Your instructions -> Pick out every line in the records below that contains the string "semi" and copy each one.
+++ Data provided
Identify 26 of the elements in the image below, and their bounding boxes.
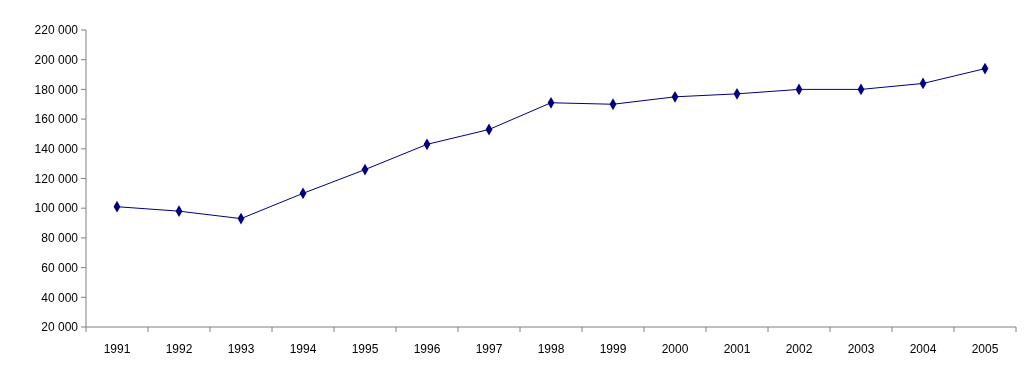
- y-tick-label: 20 000: [41, 320, 79, 335]
- y-tick-label: 160 000: [34, 112, 79, 127]
- x-tick-label: 2004: [909, 342, 937, 356]
- x-tick-label: 2003: [847, 342, 875, 356]
- y-tick-label: 180 000: [34, 82, 79, 97]
- x-tick-label: 1991: [103, 342, 131, 356]
- y-tick-label: 140 000: [34, 142, 79, 156]
- y-tick-label: 100 000: [34, 201, 79, 216]
- y-tick-label: 120 000: [34, 171, 79, 186]
- x-tick-label: 2002: [785, 342, 813, 356]
- y-tick-label: 200 000: [34, 52, 79, 67]
- y-tick-label: 60 000: [41, 260, 79, 275]
- x-tick-label: 1996: [413, 342, 441, 356]
- x-tick-label: 1992: [165, 342, 193, 356]
- x-tick-label: 1998: [537, 342, 565, 356]
- x-tick-label: 2005: [971, 342, 999, 356]
- x-tick-label: 1993: [227, 342, 255, 356]
- x-tick-label: 2001: [723, 342, 751, 356]
- x-tick-label: 1999: [599, 342, 627, 356]
- y-tick-label: 220 000: [34, 23, 79, 38]
- x-tick-label: 1994: [289, 342, 317, 356]
- y-tick-label: 40 000: [41, 290, 79, 305]
- x-tick-label: 1997: [475, 342, 503, 356]
- x-tick-label: 1995: [351, 342, 379, 356]
- y-tick-label: 80 000: [41, 231, 79, 246]
- x-tick-label: 2000: [661, 342, 689, 356]
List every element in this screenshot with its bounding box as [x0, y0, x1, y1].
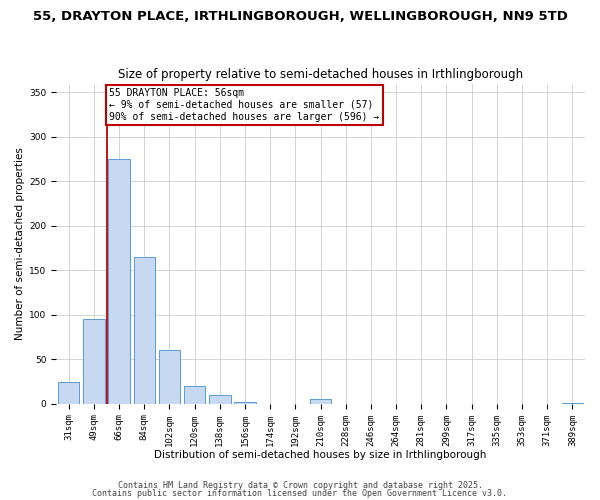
Bar: [562, 403, 583, 404]
Y-axis label: Number of semi-detached properties: Number of semi-detached properties: [15, 148, 25, 340]
Text: 55, DRAYTON PLACE, IRTHLINGBOROUGH, WELLINGBOROUGH, NN9 5TD: 55, DRAYTON PLACE, IRTHLINGBOROUGH, WELL…: [32, 10, 568, 23]
Bar: [83, 320, 104, 404]
Text: Contains public sector information licensed under the Open Government Licence v3: Contains public sector information licen…: [92, 488, 508, 498]
Bar: [134, 257, 155, 404]
Bar: [109, 159, 130, 404]
Bar: [58, 382, 79, 404]
Bar: [184, 386, 205, 404]
Text: Contains HM Land Registry data © Crown copyright and database right 2025.: Contains HM Land Registry data © Crown c…: [118, 481, 482, 490]
Bar: [310, 400, 331, 404]
Title: Size of property relative to semi-detached houses in Irthlingborough: Size of property relative to semi-detach…: [118, 68, 523, 81]
X-axis label: Distribution of semi-detached houses by size in Irthlingborough: Distribution of semi-detached houses by …: [154, 450, 487, 460]
Text: 55 DRAYTON PLACE: 56sqm
← 9% of semi-detached houses are smaller (57)
90% of sem: 55 DRAYTON PLACE: 56sqm ← 9% of semi-det…: [109, 88, 379, 122]
Bar: [159, 350, 180, 404]
Bar: [235, 402, 256, 404]
Bar: [209, 395, 230, 404]
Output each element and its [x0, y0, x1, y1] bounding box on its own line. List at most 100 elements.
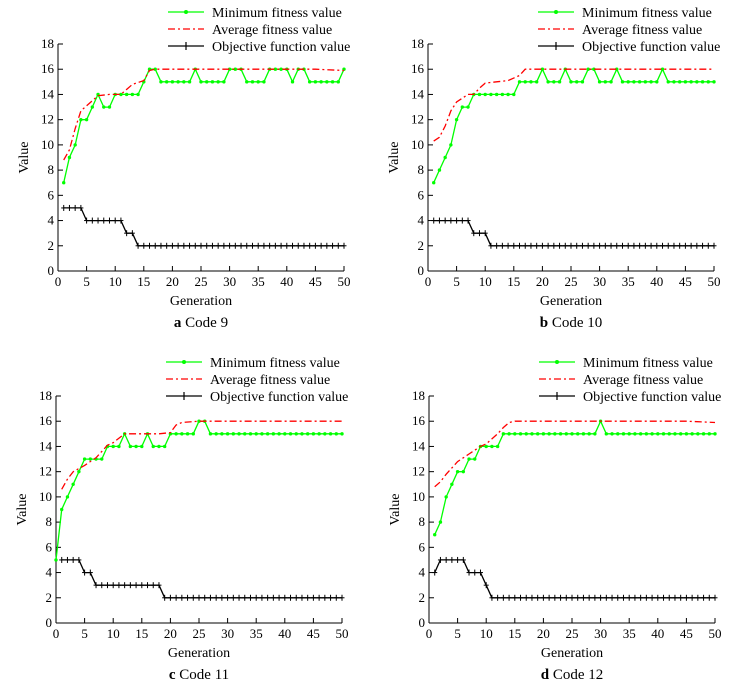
++++++
The completed task ->
Y-axis label: Number of semi-detached properties: Number of semi-detached properties: [15, 148, 25, 340]
Title: Size of property relative to semi-detached houses in Irthlingborough: Size of property relative to semi-detach…: [118, 68, 523, 81]
X-axis label: Distribution of semi-detached houses by size in Irthlingborough: Distribution of semi-detached houses by …: [154, 450, 487, 460]
← 9% of semi-detached houses are smaller (57)
90% of sem: 55 DRAYTON PLACE: 56sqm ← 9% of semi-det…: [109, 88, 379, 122]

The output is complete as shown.